#### [TASK]
Copy each line of the material below that includes the string "pila".

#### [STORED RECORDS]

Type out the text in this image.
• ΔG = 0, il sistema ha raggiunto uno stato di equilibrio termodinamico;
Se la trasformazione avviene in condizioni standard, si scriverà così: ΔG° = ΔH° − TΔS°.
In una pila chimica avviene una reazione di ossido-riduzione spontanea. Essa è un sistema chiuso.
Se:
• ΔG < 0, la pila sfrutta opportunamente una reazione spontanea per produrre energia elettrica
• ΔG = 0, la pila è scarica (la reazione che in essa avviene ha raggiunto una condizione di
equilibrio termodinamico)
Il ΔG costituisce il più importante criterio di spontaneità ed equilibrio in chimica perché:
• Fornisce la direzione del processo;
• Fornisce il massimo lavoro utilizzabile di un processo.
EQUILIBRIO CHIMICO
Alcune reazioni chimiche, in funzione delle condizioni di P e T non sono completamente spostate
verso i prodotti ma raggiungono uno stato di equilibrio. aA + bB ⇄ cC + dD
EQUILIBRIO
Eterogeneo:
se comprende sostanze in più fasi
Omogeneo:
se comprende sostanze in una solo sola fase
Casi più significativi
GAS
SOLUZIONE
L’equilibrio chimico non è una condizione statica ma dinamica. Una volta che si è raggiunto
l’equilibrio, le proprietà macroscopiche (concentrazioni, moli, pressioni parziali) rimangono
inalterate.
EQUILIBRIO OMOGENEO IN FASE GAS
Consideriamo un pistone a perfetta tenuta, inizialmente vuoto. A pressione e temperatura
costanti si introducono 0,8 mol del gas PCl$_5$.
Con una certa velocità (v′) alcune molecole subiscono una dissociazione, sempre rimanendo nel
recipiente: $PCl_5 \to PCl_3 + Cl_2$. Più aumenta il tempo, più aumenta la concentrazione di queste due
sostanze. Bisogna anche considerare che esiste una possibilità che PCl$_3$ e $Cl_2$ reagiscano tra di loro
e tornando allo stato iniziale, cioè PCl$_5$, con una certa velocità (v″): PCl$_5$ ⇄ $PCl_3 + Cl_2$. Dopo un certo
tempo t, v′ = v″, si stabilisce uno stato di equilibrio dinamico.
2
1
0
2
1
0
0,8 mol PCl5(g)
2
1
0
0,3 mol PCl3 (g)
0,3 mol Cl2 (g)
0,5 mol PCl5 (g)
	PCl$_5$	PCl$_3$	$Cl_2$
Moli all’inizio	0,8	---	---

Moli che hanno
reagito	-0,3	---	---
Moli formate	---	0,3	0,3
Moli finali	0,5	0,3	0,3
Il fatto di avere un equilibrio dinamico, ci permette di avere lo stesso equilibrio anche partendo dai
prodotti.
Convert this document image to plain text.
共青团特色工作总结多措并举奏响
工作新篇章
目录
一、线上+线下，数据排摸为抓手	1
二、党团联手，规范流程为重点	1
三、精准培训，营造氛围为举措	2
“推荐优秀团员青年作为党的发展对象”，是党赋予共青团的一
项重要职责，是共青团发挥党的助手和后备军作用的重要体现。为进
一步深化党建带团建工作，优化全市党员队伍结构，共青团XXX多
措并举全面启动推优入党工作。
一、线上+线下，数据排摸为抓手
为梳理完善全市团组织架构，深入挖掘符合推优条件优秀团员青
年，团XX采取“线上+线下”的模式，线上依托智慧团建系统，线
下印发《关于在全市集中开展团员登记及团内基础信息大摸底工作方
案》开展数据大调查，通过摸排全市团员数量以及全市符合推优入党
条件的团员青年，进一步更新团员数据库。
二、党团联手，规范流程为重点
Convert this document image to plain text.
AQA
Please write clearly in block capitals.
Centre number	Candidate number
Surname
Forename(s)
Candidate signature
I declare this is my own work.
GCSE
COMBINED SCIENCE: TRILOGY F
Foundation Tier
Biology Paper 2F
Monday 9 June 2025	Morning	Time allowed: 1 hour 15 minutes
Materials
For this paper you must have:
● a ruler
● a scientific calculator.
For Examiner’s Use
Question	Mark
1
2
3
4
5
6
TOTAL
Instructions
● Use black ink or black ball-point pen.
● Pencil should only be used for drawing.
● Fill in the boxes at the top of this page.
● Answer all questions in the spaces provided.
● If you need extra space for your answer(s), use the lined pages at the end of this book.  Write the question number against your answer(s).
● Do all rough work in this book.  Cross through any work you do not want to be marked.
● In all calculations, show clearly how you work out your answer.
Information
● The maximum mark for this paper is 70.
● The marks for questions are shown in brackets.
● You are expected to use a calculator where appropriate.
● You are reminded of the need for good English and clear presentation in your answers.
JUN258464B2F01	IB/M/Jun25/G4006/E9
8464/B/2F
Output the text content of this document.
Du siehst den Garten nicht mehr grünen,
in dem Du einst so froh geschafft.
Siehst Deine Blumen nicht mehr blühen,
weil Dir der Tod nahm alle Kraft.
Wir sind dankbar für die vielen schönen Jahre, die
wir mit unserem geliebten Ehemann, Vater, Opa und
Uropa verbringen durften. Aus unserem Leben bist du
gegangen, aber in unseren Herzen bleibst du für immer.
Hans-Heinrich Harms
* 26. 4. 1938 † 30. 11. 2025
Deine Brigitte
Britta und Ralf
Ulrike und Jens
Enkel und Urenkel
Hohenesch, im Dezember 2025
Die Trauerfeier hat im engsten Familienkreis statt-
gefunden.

#### [THE RESULT]
In una pila chimica avviene una reazione di ossido-riduzione spontanea. Essa è un sistema chiuso.
• ΔG < 0, la pila sfrutta opportunamente una reazione spontanea per produrre energia elettrica
• ΔG = 0, la pila è scarica (la reazione che in essa avviene ha raggiunto una condizione di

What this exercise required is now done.